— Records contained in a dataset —

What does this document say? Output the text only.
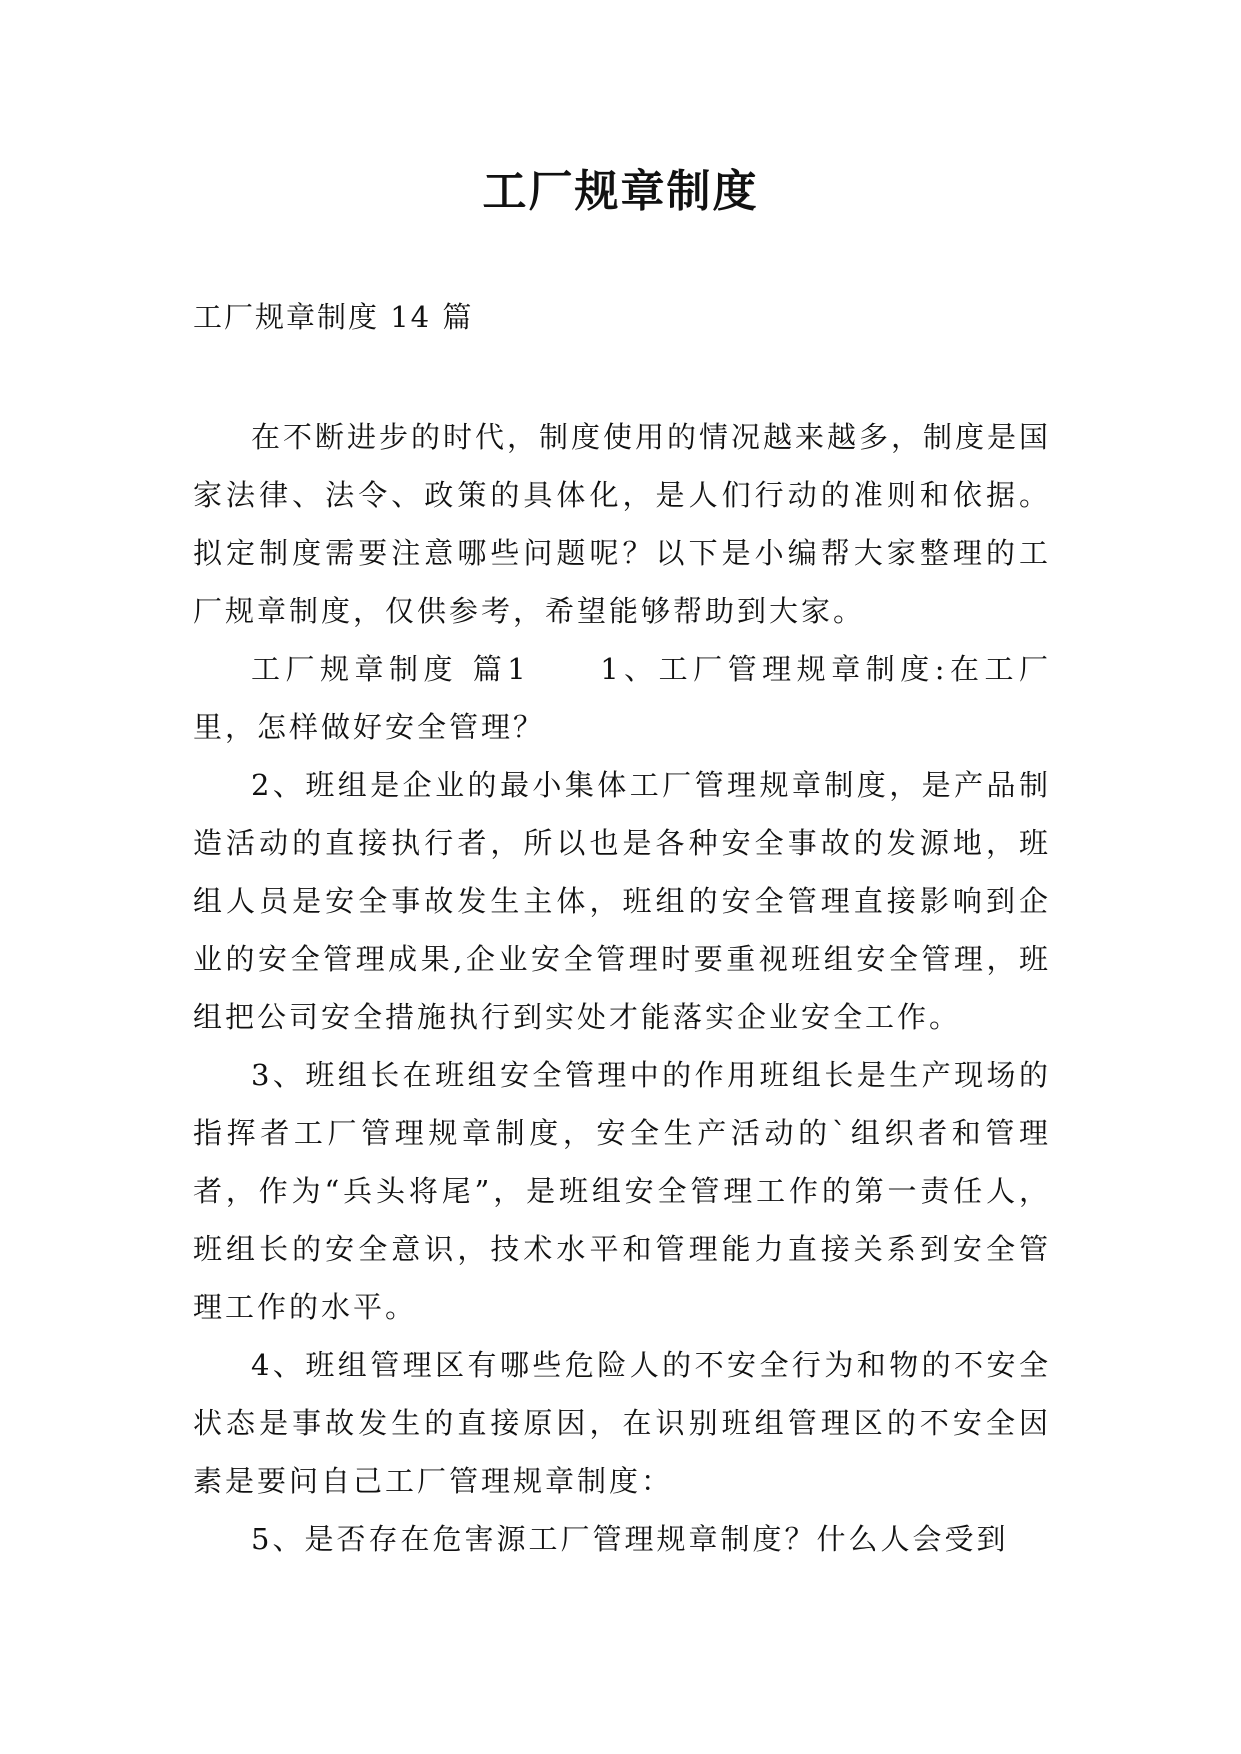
工厂规章制度

工厂规章制度 14 篇

在不断进步的时代，制度使用的情况越来越多，制度是国家法律、法令、政策的具体化，是人们行动的准则和依据。拟定制度需要注意哪些问题呢？以下是小编帮大家整理的工厂规章制度，仅供参考，希望能够帮助到大家。

工厂规章制度 篇1　　1、工厂管理规章制度:在工厂里，怎样做好安全管理？

2、班组是企业的最小集体工厂管理规章制度，是产品制造活动的直接执行者，所以也是各种安全事故的发源地，班组人员是安全事故发生主体，班组的安全管理直接影响到企业的安全管理成果,企业安全管理时要重视班组安全管理，班组把公司安全措施执行到实处才能落实企业安全工作。

3、班组长在班组安全管理中的作用班组长是生产现场的指挥者工厂管理规章制度，安全生产活动的`组织者和管理者，作为“兵头将尾”，是班组安全管理工作的第一责任人，班组长的安全意识，技术水平和管理能力直接关系到安全管理工作的水平。

4、班组管理区有哪些危险人的不安全行为和物的不安全状态是事故发生的直接原因，在识别班组管理区的不安全因素是要问自己工厂管理规章制度：

5、是否存在危害源工厂管理规章制度？什么人会受到
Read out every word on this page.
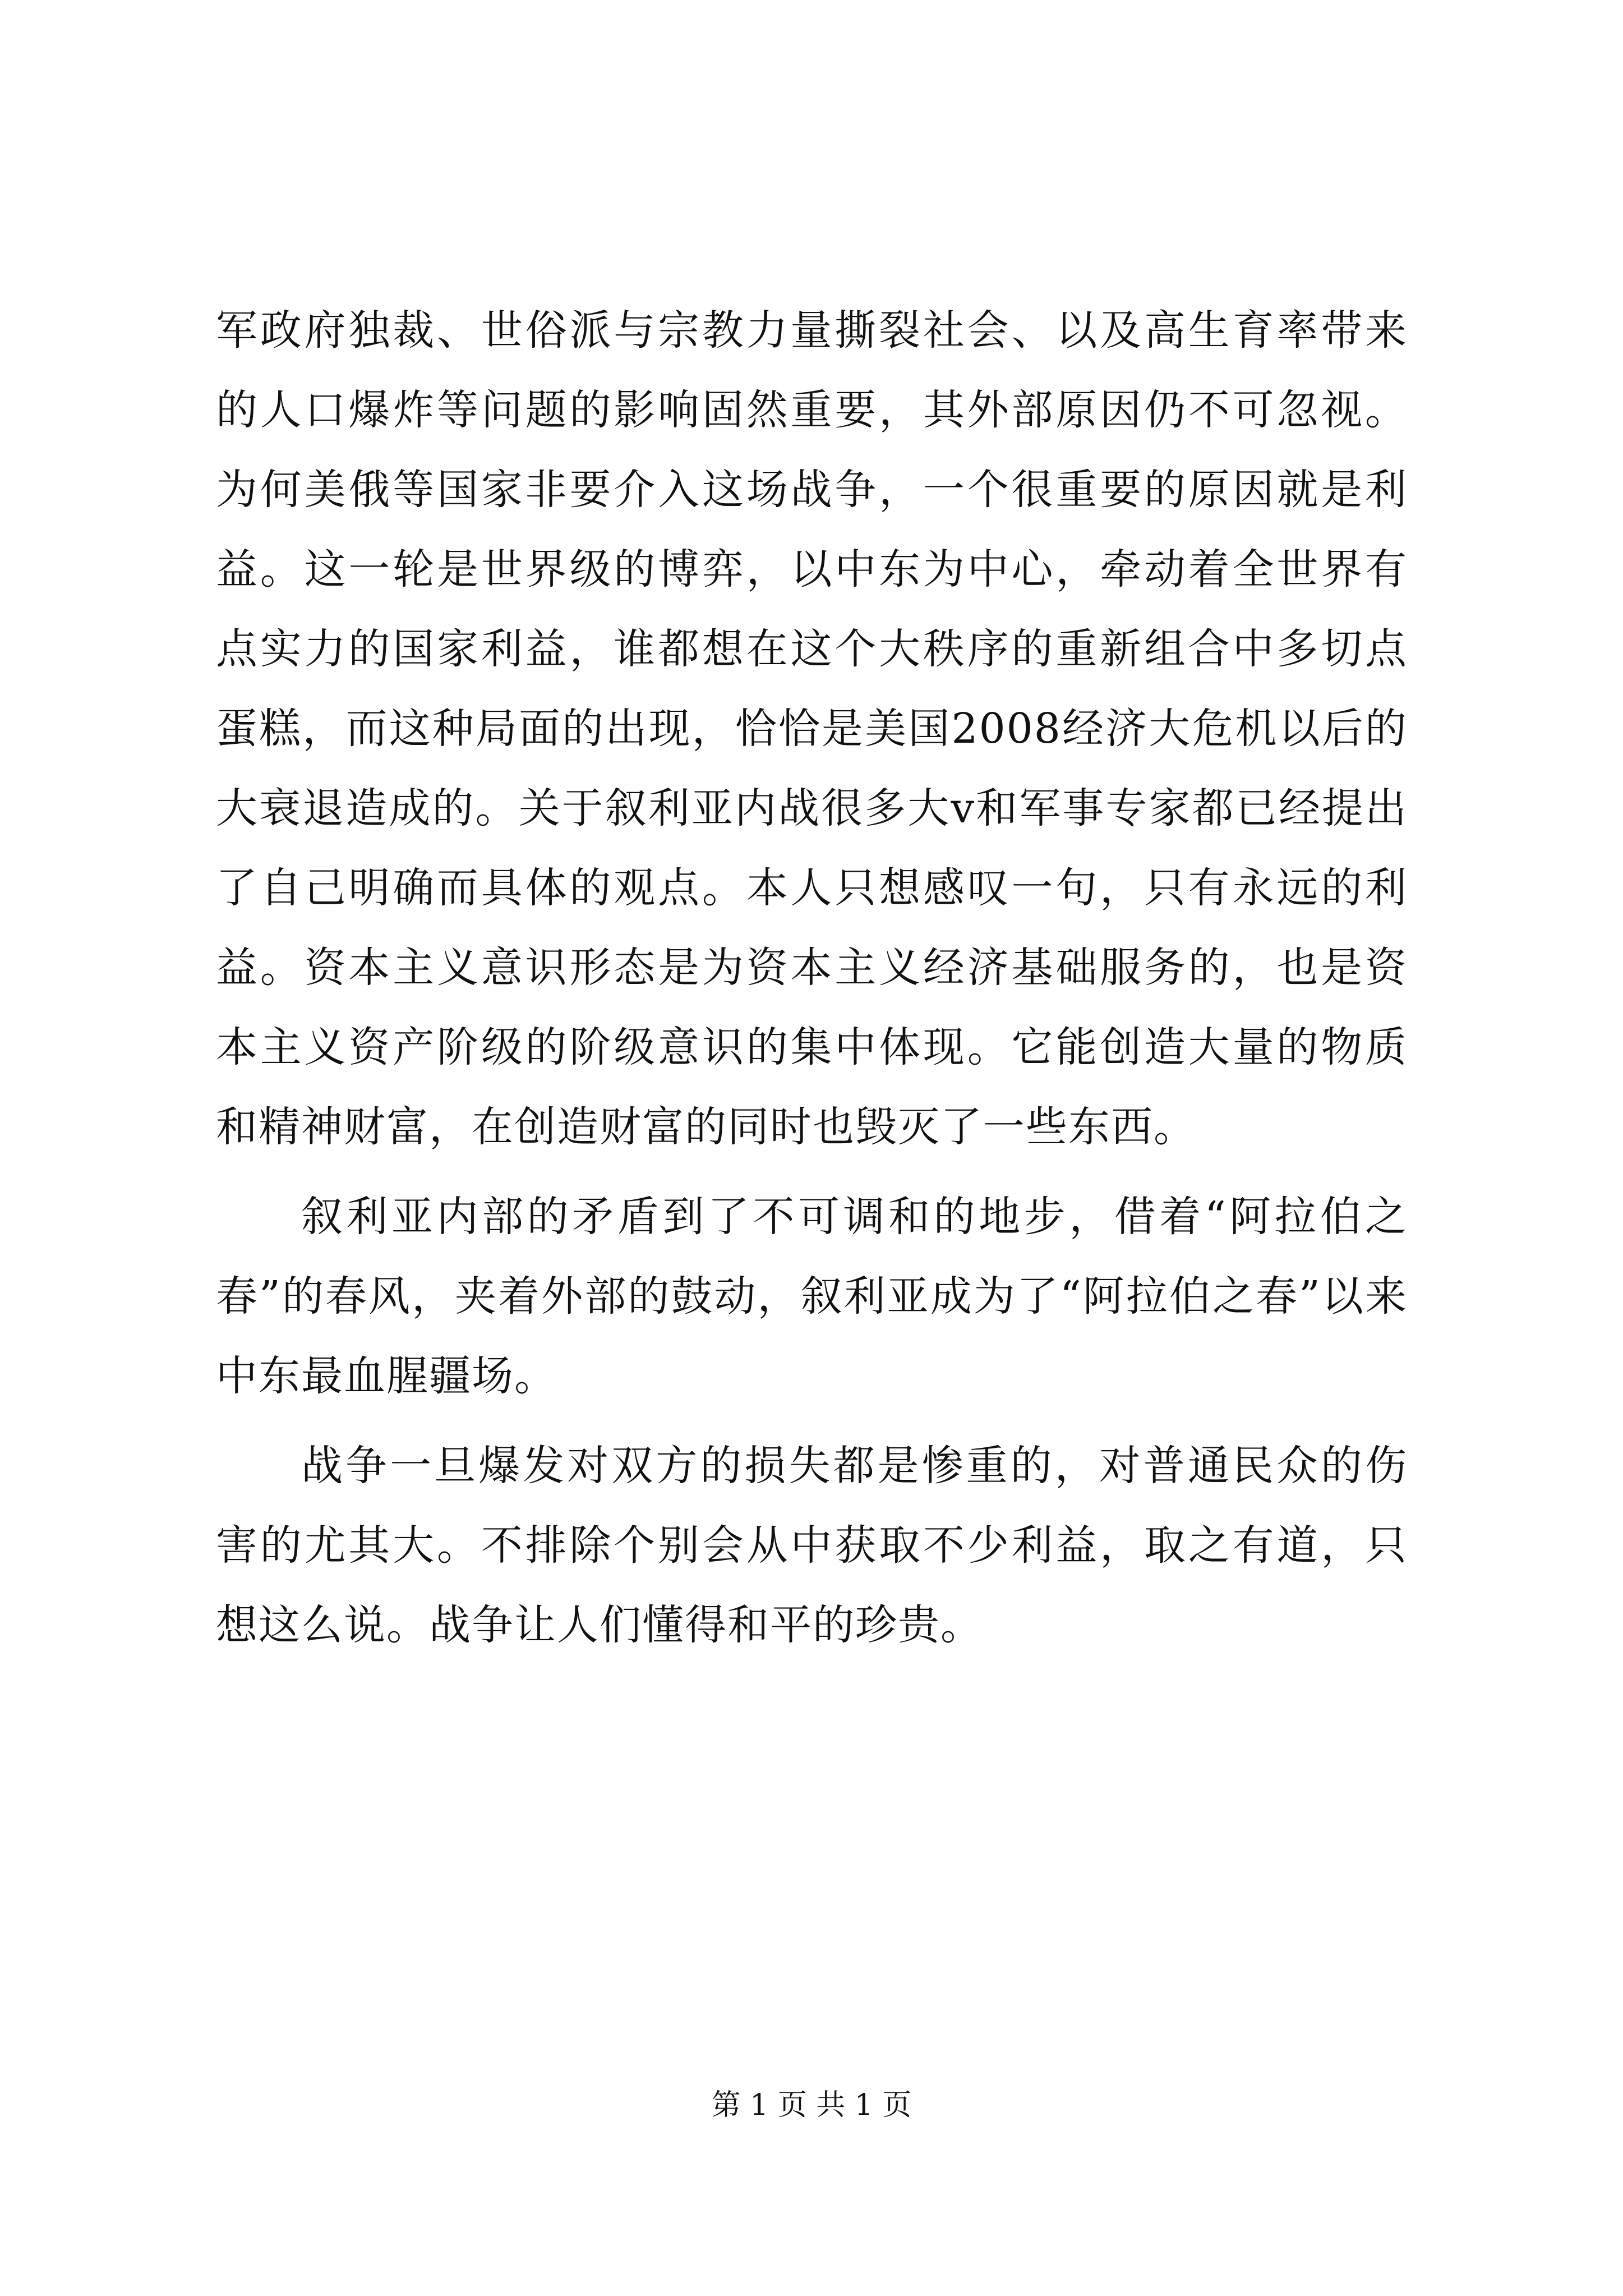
军政府独裁、世俗派与宗教力量撕裂社会、以及高生育率带来的人口爆炸等问题的影响固然重要，其外部原因仍不可忽视。为何美俄等国家非要介入这场战争，一个很重要的原因就是利益。这一轮是世界级的博弈，以中东为中心，牵动着全世界有点实力的国家利益，谁都想在这个大秩序的重新组合中多切点蛋糕，而这种局面的出现，恰恰是美国2008经济大危机以后的大衰退造成的。关于叙利亚内战很多大v和军事专家都已经提出了自己明确而具体的观点。本人只想感叹一句，只有永远的利益。资本主义意识形态是为资本主义经济基础服务的，也是资本主义资产阶级的阶级意识的集中体现。它能创造大量的物质和精神财富，在创造财富的同时也毁灭了一些东西。

叙利亚内部的矛盾到了不可调和的地步，借着“阿拉伯之春”的春风，夹着外部的鼓动，叙利亚成为了“阿拉伯之春”以来中东最血腥疆场。

战争一旦爆发对双方的损失都是惨重的，对普通民众的伤害的尤其大。不排除个别会从中获取不少利益，取之有道，只想这么说。战争让人们懂得和平的珍贵。

第 1 页 共 1 页
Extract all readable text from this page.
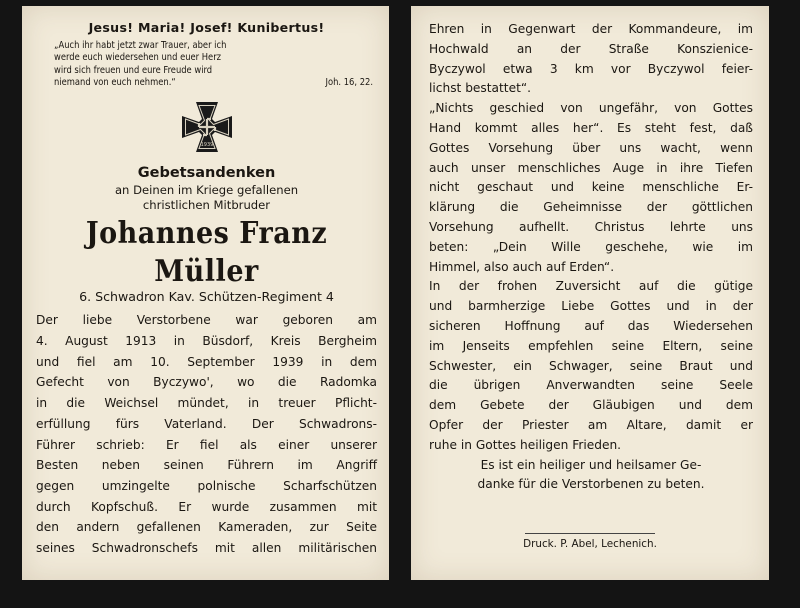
Jesus! Maria! Josef! Kunibertus!
„Auch ihr habt jetzt zwar Trauer, aber ich
werde euch wiedersehen und euer Herz
wird sich freuen und eure Freude wird
niemand von euch nehmen.“	Joh. 16, 22.
1939
Gebetsandenken
an Deinen im Kriege gefallenen
christlichen Mitbruder
Johannes Franz Müller
6. Schwadron Kav. Schützen-Regiment 4
Der liebe Verstorbene war geboren am
4. August 1913 in Büsdorf, Kreis Bergheim
und fiel am 10. September 1939 in dem
Gefecht von Byczywo', wo die Radomka
in die Weichsel mündet, in treuer Pflicht-
erfüllung fürs Vaterland. Der Schwadrons-
Führer schrieb: Er fiel als einer unserer
Besten neben seinen Führern im Angriff
gegen umzingelte polnische Scharfschützen
durch Kopfschuß. Er wurde zusammen mit
den andern gefallenen Kameraden, zur Seite
seines Schwadronschefs mit allen militärischen
Ehren in Gegenwart der Kommandeure, im
Hochwald an der Straße Konszienice-
Byczywol etwa 3 km vor Byczywol feier-
lichst bestattet“.
„Nichts geschied von ungefähr, von Gottes
Hand kommt alles her“. Es steht fest, daß
Gottes Vorsehung über uns wacht, wenn
auch unser menschliches Auge in ihre Tiefen
nicht geschaut und keine menschliche Er-
klärung die Geheimnisse der göttlichen
Vorsehung aufhellt. Christus lehrte uns
beten: „Dein Wille geschehe, wie im
Himmel, also auch auf Erden“.
In der frohen Zuversicht auf die gütige
und barmherzige Liebe Gottes und in der
sicheren Hoffnung auf das Wiedersehen
im Jenseits empfehlen seine Eltern, seine
Schwester, ein Schwager, seine Braut und
die übrigen Anverwandten seine Seele
dem Gebete der Gläubigen und dem
Opfer der Priester am Altare, damit er
ruhe in Gottes heiligen Frieden.
Es ist ein heiliger und heilsamer Ge-
danke für die Verstorbenen zu beten.
Druck. P. Abel, Lechenich.
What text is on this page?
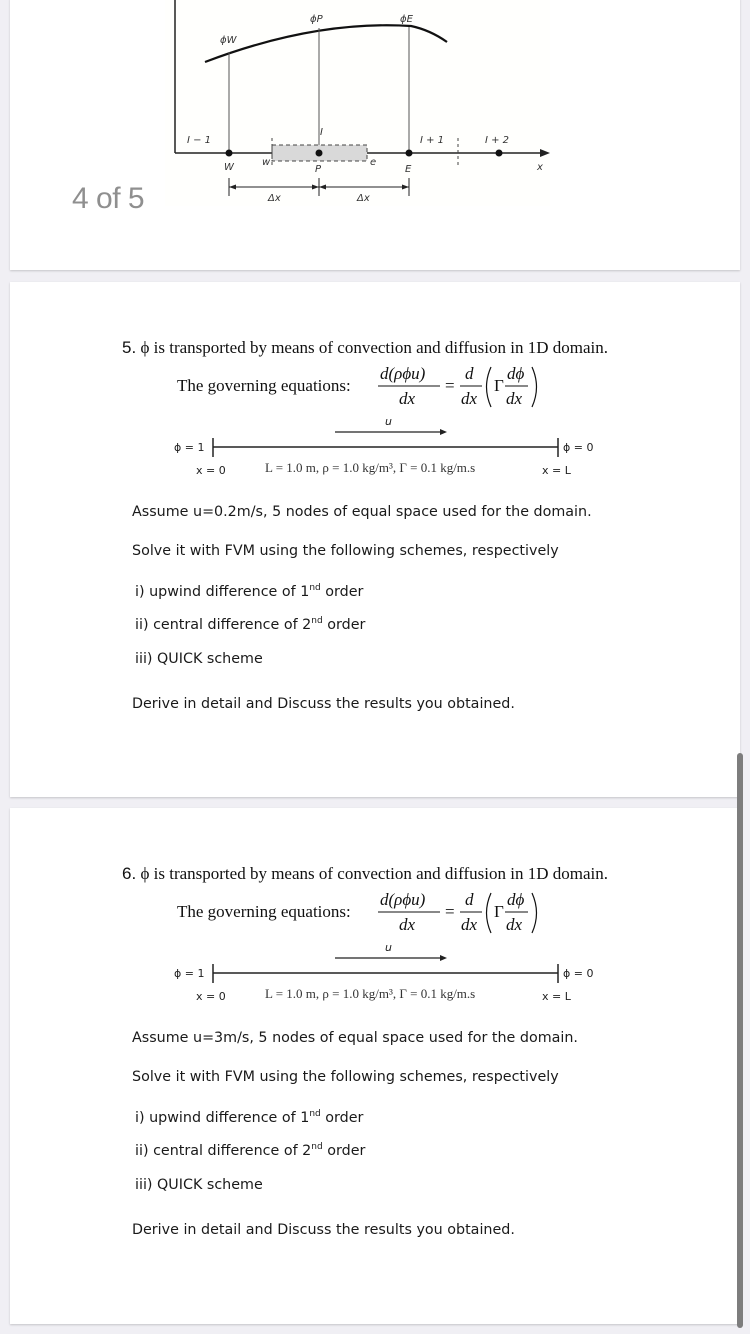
ϕW
ϕP	ϕE
I − 1
I
I + 1	I + 2
W	w
P
e
E	x
Δx	Δx
4 of 5
5. ϕ is transported by means of convection and diffusion in 1D domain.
The governing equations:
d(ρϕu)
dx
=
d
dx
Γ
dϕ
dx
u
ϕ = 1	ϕ = 0
x = 0	x = L
L = 1.0 m, ρ = 1.0 kg/m³, Γ = 0.1 kg/m.s
Assume u=0.2m/s, 5 nodes of equal space used for the domain.
Solve it with FVM using the following schemes, respectively
i) upwind difference of 1nd order
ii) central difference of 2nd order
iii) QUICK scheme
Derive in detail and Discuss the results you obtained.
6. ϕ is transported by means of convection and diffusion in 1D domain.
The governing equations:
d(ρϕu)
dx
=
d
dx
Γ
dϕ
dx
u
ϕ = 1	ϕ = 0
x = 0	x = L
L = 1.0 m, ρ = 1.0 kg/m³, Γ = 0.1 kg/m.s
Assume u=3m/s, 5 nodes of equal space used for the domain.
Solve it with FVM using the following schemes, respectively
i) upwind difference of 1nd order
ii) central difference of 2nd order
iii) QUICK scheme
Derive in detail and Discuss the results you obtained.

— Problem to solve —
Wherever the word "Vorsehung" occurs in a line of the listing, copy that line.

— Solution —
Gottes Vorsehung über uns wacht, wenn
Vorsehung aufhellt. Christus lehrte uns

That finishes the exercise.